**PROBLEM STATEMENT**
Write out the whole of the material exactly.

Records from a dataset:
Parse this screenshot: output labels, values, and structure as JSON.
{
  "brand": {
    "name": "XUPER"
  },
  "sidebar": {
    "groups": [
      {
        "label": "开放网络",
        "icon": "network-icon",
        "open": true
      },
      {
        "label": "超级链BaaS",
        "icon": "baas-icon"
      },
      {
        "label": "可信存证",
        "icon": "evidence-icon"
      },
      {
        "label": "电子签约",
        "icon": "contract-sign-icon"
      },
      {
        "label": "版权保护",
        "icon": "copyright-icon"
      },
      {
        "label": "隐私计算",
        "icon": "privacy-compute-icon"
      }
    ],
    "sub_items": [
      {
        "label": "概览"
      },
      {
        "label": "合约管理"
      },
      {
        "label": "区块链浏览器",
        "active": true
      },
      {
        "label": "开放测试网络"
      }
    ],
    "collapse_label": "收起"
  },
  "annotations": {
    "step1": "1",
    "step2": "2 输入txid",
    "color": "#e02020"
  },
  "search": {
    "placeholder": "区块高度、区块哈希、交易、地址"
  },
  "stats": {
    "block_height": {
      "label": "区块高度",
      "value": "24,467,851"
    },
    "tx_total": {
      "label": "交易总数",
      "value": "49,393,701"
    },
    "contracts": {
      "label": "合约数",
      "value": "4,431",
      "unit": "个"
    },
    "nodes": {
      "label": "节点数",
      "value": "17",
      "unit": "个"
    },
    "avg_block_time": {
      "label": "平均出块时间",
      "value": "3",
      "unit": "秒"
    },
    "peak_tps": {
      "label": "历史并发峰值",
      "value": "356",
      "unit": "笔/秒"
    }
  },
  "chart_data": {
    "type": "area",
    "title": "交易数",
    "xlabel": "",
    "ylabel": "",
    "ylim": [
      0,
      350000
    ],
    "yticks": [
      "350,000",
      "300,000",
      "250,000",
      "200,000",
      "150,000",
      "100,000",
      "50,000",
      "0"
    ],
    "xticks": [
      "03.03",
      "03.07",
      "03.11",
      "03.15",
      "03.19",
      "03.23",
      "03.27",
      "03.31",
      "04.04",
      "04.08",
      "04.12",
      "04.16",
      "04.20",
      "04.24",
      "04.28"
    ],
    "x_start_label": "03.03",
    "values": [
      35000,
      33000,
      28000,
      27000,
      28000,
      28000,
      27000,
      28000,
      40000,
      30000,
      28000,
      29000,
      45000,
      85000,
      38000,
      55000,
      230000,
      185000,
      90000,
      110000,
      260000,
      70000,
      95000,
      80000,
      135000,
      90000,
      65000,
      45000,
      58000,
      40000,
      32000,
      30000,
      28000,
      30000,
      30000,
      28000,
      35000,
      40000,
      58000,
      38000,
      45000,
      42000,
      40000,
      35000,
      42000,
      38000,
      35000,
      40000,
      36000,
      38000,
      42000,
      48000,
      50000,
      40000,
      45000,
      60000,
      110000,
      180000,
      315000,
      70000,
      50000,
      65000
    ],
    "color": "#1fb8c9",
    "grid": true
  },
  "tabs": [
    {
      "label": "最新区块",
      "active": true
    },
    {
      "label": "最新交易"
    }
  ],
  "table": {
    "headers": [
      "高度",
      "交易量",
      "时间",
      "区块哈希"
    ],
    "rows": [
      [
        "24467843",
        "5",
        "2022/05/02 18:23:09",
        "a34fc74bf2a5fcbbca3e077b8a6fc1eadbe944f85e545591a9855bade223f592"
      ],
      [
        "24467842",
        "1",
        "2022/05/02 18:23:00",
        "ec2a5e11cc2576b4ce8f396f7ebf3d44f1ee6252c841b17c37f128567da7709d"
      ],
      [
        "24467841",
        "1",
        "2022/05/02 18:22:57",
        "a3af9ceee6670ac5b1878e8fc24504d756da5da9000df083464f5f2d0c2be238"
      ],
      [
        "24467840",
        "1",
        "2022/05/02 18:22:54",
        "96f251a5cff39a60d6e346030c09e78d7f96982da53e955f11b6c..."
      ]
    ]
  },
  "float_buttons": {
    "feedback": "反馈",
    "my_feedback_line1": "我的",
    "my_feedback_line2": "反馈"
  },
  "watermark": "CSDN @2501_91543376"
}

**EXPECTED ANSWER**
Parse this screenshot: output labels, values, and structure as JSON.
{
  "brand": {
    "name": "XUPER"
  },
  "sidebar": {
    "groups": [
      {
        "label": "开放网络",
        "icon": "network-icon",
        "open": true
      },
      {
        "label": "超级链BaaS",
        "icon": "baas-icon"
      },
      {
        "label": "可信存证",
        "icon": "evidence-icon"
      },
      {
        "label": "电子签约",
        "icon": "contract-sign-icon"
      },
      {
        "label": "版权保护",
        "icon": "copyright-icon"
      },
      {
        "label": "隐私计算",
        "icon": "privacy-compute-icon"
      }
    ],
    "sub_items": [
      {
        "label": "概览"
      },
      {
        "label": "合约管理"
      },
      {
        "label": "区块链浏览器",
        "active": true
      },
      {
        "label": "开放测试网络"
      }
    ],
    "collapse_label": "收起"
  },
  "annotations": {
    "step1": "1",
    "step2": "2 输入txid",
    "color": "#e02020"
  },
  "search": {
    "placeholder": "区块高度、区块哈希、交易、地址"
  },
  "stats": {
    "block_height": {
      "label": "区块高度",
      "value": "24,467,851"
    },
    "tx_total": {
      "label": "交易总数",
      "value": "49,393,701"
    },
    "contracts": {
      "label": "合约数",
      "value": "4,431",
      "unit": "个"
    },
    "nodes": {
      "label": "节点数",
      "value": "17",
      "unit": "个"
    },
    "avg_block_time": {
      "label": "平均出块时间",
      "value": "3",
      "unit": "秒"
    },
    "peak_tps": {
      "label": "历史并发峰值",
      "value": "356",
      "unit": "笔/秒"
    }
  },
  "chart_data": {
    "type": "area",
    "title": "交易数",
    "xlabel": "",
    "ylabel": "",
    "ylim": [
      0,
      350000
    ],
    "yticks": [
      "350,000",
      "300,000",
      "250,000",
      "200,000",
      "150,000",
      "100,000",
      "50,000",
      "0"
    ],
    "xticks": [
      "03.03",
      "03.07",
      "03.11",
      "03.15",
      "03.19",
      "03.23",
      "03.27",
      "03.31",
      "04.04",
      "04.08",
      "04.12",
      "04.16",
      "04.20",
      "04.24",
      "04.28"
    ],
    "x_start_label": "03.03",
    "values": [
      35000,
      33000,
      28000,
      27000,
      28000,
      28000,
      27000,
      28000,
      40000,
      30000,
      28000,
      29000,
      45000,
      85000,
      38000,
      55000,
      230000,
      185000,
      90000,
      110000,
      260000,
      70000,
      95000,
      80000,
      135000,
      90000,
      65000,
      45000,
      58000,
      40000,
      32000,
      30000,
      28000,
      30000,
      30000,
      28000,
      35000,
      40000,
      58000,
      38000,
      45000,
      42000,
      40000,
      35000,
      42000,
      38000,
      35000,
      40000,
      36000,
      38000,
      42000,
      48000,
      50000,
      40000,
      45000,
      60000,
      110000,
      180000,
      315000,
      70000,
      50000,
      65000
    ],
    "color": "#1fb8c9",
    "grid": true
  },
  "tabs": [
    {
      "label": "最新区块",
      "active": true
    },
    {
      "label": "最新交易"
    }
  ],
  "table": {
    "headers": [
      "高度",
      "交易量",
      "时间",
      "区块哈希"
    ],
    "rows": [
      [
        "24467843",
        "5",
        "2022/05/02 18:23:09",
        "a34fc74bf2a5fcbbca3e077b8a6fc1eadbe944f85e545591a9855bade223f592"
      ],
      [
        "24467842",
        "1",
        "2022/05/02 18:23:00",
        "ec2a5e11cc2576b4ce8f396f7ebf3d44f1ee6252c841b17c37f128567da7709d"
      ],
      [
        "24467841",
        "1",
        "2022/05/02 18:22:57",
        "a3af9ceee6670ac5b1878e8fc24504d756da5da9000df083464f5f2d0c2be238"
      ],
      [
        "24467840",
        "1",
        "2022/05/02 18:22:54",
        "96f251a5cff39a60d6e346030c09e78d7f96982da53e955f11b6c..."
      ]
    ]
  },
  "float_buttons": {
    "feedback": "反馈",
    "my_feedback_line1": "我的",
    "my_feedback_line2": "反馈"
  },
  "watermark": "CSDN @2501_91543376"
}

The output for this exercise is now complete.